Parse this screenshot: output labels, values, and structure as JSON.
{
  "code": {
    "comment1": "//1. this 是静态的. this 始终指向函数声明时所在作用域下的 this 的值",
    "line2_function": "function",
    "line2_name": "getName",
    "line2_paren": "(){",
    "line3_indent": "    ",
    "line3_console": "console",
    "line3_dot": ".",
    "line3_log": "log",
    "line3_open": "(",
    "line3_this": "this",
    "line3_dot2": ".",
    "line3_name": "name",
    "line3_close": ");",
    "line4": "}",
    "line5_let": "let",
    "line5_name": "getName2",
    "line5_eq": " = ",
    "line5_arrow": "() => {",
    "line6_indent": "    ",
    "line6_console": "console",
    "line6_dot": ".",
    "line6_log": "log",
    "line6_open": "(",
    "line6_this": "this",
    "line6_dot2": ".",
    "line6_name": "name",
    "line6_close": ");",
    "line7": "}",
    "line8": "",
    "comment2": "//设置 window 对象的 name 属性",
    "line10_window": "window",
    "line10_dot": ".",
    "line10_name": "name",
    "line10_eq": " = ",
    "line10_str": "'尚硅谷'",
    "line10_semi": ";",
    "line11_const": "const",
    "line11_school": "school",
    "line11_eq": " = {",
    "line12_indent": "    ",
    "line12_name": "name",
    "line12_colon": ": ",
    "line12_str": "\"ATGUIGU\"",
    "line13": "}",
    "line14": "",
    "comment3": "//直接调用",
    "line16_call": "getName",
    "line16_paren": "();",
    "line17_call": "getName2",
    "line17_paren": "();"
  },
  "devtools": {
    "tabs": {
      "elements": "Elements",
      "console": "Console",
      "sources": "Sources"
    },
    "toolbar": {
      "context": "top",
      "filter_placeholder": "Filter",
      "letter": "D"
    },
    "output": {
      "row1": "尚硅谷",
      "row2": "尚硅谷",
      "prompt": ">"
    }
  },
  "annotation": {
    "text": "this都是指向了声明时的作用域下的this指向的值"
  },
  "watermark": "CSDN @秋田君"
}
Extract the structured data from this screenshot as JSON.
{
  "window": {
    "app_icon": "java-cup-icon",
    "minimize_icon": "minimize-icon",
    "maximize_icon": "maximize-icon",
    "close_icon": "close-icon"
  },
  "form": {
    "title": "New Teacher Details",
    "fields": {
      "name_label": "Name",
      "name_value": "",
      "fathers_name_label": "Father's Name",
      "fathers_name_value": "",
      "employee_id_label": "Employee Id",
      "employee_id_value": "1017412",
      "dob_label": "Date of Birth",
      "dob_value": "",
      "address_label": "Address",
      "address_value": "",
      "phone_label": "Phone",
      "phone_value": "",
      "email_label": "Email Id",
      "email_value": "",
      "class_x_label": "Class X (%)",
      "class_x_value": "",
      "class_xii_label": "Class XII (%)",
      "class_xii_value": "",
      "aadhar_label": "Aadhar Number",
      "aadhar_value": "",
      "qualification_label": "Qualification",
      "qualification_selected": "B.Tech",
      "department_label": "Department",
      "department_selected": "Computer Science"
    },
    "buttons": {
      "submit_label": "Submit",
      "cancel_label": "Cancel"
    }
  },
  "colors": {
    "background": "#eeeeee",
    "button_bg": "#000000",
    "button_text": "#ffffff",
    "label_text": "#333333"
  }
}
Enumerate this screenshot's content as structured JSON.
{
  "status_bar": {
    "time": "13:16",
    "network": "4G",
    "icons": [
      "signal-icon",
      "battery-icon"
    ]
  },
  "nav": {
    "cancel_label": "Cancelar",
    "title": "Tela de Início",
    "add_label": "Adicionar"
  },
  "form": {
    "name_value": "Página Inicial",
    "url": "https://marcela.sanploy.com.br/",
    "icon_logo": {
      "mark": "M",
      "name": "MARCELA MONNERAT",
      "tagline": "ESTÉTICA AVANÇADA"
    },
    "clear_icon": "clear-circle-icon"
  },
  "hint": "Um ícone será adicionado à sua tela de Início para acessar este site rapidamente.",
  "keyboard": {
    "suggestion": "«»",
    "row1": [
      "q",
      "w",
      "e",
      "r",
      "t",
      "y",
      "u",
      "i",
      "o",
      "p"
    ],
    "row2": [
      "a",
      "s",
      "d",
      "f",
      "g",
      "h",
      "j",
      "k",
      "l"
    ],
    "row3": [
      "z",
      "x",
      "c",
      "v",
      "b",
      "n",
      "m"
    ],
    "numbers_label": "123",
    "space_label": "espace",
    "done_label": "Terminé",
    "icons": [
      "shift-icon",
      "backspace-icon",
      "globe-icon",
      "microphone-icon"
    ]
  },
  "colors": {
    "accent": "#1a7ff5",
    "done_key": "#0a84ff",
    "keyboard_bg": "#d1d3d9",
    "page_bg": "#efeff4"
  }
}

DESCRIPTION OF THE TASK
Out of the preceding entries, pull every line containing the string "title".

WRITTEN ANSWER
    "title": "New Teacher Details",
    "title": "Tela de Início",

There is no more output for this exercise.